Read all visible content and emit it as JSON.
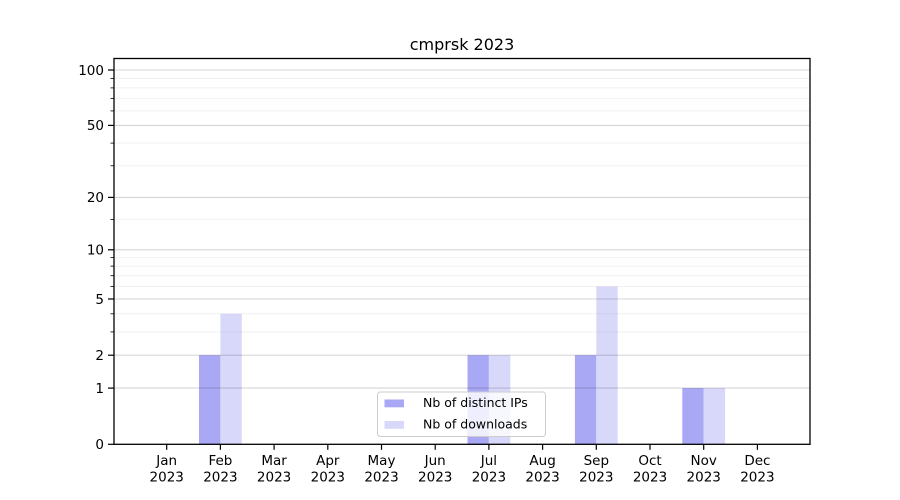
{
  "chart_data": {
    "type": "bar",
    "title": "cmprsk 2023",
    "categories": [
      "Jan",
      "Feb",
      "Mar",
      "Apr",
      "May",
      "Jun",
      "Jul",
      "Aug",
      "Sep",
      "Oct",
      "Nov",
      "Dec"
    ],
    "x_sub_label": "2023",
    "series": [
      {
        "name": "Nb of distinct IPs",
        "color": "#a8a8f5",
        "values": [
          0,
          2,
          0,
          0,
          0,
          0,
          2,
          0,
          2,
          0,
          1,
          0
        ]
      },
      {
        "name": "Nb of downloads",
        "color": "#d8d8fa",
        "values": [
          0,
          4,
          0,
          0,
          0,
          0,
          2,
          0,
          6,
          0,
          1,
          0
        ]
      }
    ],
    "y_scale": "log1p",
    "y_ticks": [
      0,
      1,
      2,
      5,
      10,
      20,
      50,
      100
    ],
    "y_minor_ticks": [
      3,
      4,
      6,
      7,
      8,
      9,
      15,
      30,
      40,
      60,
      70,
      80,
      90
    ],
    "ylim": [
      0,
      115
    ],
    "grid": true,
    "legend": {
      "position": "lower-center",
      "frame_alpha": 0.8
    }
  },
  "colors": {
    "background": "#ffffff",
    "axis": "#000000",
    "grid_major": "rgba(0,0,0,0.16)",
    "grid_minor": "rgba(0,0,0,0.055)",
    "legend_border": "#cccccc",
    "legend_background": "rgba(255,255,255,0.8)"
  }
}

————————

What you should do: Look through the entries and return every line where "rgba" appears.

Answer to this exercise:
    "grid_major": "rgba(0,0,0,0.16)",
    "grid_minor": "rgba(0,0,0,0.055)",
    "legend_background": "rgba(255,255,255,0.8)"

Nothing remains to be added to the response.